STATED EXERCISE -
Quote all lines below exactly. Images stay out.

BEGIN

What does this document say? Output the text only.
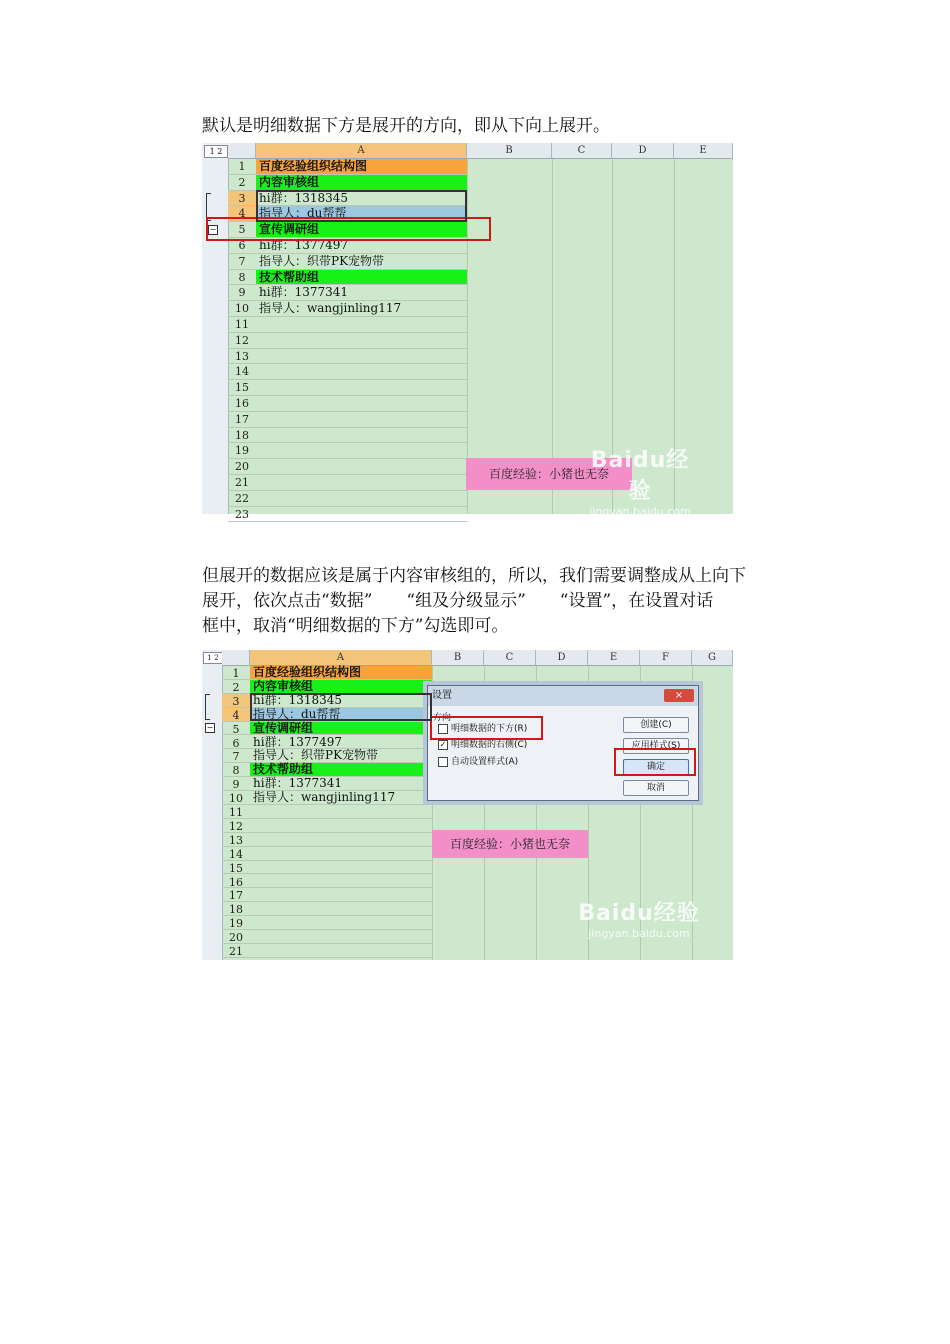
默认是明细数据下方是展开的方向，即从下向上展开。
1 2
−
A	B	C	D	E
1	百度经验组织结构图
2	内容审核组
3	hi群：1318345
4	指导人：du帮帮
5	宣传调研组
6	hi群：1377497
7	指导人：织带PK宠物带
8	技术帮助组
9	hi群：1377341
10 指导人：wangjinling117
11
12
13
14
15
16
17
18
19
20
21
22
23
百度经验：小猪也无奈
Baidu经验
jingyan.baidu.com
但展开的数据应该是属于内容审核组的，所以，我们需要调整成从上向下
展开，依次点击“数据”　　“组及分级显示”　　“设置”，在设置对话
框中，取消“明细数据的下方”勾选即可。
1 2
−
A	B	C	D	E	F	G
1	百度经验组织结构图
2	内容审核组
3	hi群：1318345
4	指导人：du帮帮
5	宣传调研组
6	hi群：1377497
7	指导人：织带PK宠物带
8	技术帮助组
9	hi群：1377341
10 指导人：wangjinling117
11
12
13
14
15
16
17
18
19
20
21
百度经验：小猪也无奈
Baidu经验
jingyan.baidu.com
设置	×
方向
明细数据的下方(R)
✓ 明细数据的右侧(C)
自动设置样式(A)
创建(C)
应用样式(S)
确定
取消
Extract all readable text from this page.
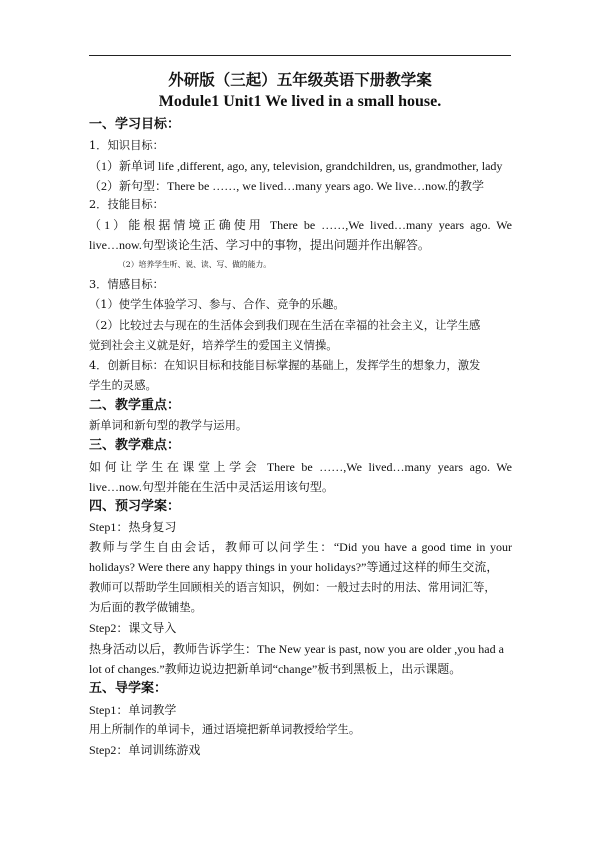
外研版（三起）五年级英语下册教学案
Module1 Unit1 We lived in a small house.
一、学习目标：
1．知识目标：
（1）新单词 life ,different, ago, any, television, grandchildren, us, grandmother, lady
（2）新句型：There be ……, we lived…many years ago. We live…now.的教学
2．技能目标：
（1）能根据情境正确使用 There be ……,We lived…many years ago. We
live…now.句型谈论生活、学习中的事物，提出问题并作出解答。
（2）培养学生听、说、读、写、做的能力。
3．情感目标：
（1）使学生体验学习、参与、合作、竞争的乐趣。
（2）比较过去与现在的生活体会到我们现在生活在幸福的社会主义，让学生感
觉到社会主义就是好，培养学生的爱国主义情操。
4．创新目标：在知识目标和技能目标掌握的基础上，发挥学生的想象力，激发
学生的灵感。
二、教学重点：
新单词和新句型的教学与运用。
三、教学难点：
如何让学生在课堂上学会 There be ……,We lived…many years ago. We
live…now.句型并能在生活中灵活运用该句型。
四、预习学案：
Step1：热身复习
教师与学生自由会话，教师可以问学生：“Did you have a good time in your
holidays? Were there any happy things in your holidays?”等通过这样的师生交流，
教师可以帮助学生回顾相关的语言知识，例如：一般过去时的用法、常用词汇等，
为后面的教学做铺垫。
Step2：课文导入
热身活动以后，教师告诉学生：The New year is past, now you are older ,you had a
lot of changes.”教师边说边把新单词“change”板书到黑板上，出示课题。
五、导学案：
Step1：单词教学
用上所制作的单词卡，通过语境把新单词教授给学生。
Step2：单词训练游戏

END

TASK OUTPUT -
What does this document say? Output the text only.
默认是明细数据下方是展开的方向，即从下向上展开。
1 2
−
A	B	C	D	E
1	百度经验组织结构图
2	内容审核组
3	hi群：1318345
4	指导人：du帮帮
5	宣传调研组
6	hi群：1377497
7	指导人：织带PK宠物带
8	技术帮助组
9	hi群：1377341
10 指导人：wangjinling117
11
12
13
14
15
16
17
18
19
20
21
22
23
百度经验：小猪也无奈
Baidu经验
jingyan.baidu.com
但展开的数据应该是属于内容审核组的，所以，我们需要调整成从上向下
展开，依次点击“数据”　　“组及分级显示”　　“设置”，在设置对话
框中，取消“明细数据的下方”勾选即可。
1 2
−
A	B	C	D	E	F	G
1	百度经验组织结构图
2	内容审核组
3	hi群：1318345
4	指导人：du帮帮
5	宣传调研组
6	hi群：1377497
7	指导人：织带PK宠物带
8	技术帮助组
9	hi群：1377341
10 指导人：wangjinling117
11
12
13
14
15
16
17
18
19
20
21
百度经验：小猪也无奈
Baidu经验
jingyan.baidu.com
设置	×
方向
明细数据的下方(R)
✓ 明细数据的右侧(C)
自动设置样式(A)
创建(C)
应用样式(S)
确定
取消
Extract all readable text from this page.
外研版（三起）五年级英语下册教学案
Module1 Unit1 We lived in a small house.
一、学习目标：
1．知识目标：
（1）新单词 life ,different, ago, any, television, grandchildren, us, grandmother, lady
（2）新句型：There be ……, we lived…many years ago. We live…now.的教学
2．技能目标：
（1）能根据情境正确使用 There be ……,We lived…many years ago. We
live…now.句型谈论生活、学习中的事物，提出问题并作出解答。
（2）培养学生听、说、读、写、做的能力。
3．情感目标：
（1）使学生体验学习、参与、合作、竞争的乐趣。
（2）比较过去与现在的生活体会到我们现在生活在幸福的社会主义，让学生感
觉到社会主义就是好，培养学生的爱国主义情操。
4．创新目标：在知识目标和技能目标掌握的基础上，发挥学生的想象力，激发
学生的灵感。
二、教学重点：
新单词和新句型的教学与运用。
三、教学难点：
如何让学生在课堂上学会 There be ……,We lived…many years ago. We
live…now.句型并能在生活中灵活运用该句型。
四、预习学案：
Step1：热身复习
教师与学生自由会话，教师可以问学生：“Did you have a good time in your
holidays? Were there any happy things in your holidays?”等通过这样的师生交流，
教师可以帮助学生回顾相关的语言知识，例如：一般过去时的用法、常用词汇等，
为后面的教学做铺垫。
Step2：课文导入
热身活动以后，教师告诉学生：The New year is past, now you are older ,you had a
lot of changes.”教师边说边把新单词“change”板书到黑板上，出示课题。
五、导学案：
Step1：单词教学
用上所制作的单词卡，通过语境把新单词教授给学生。
Step2：单词训练游戏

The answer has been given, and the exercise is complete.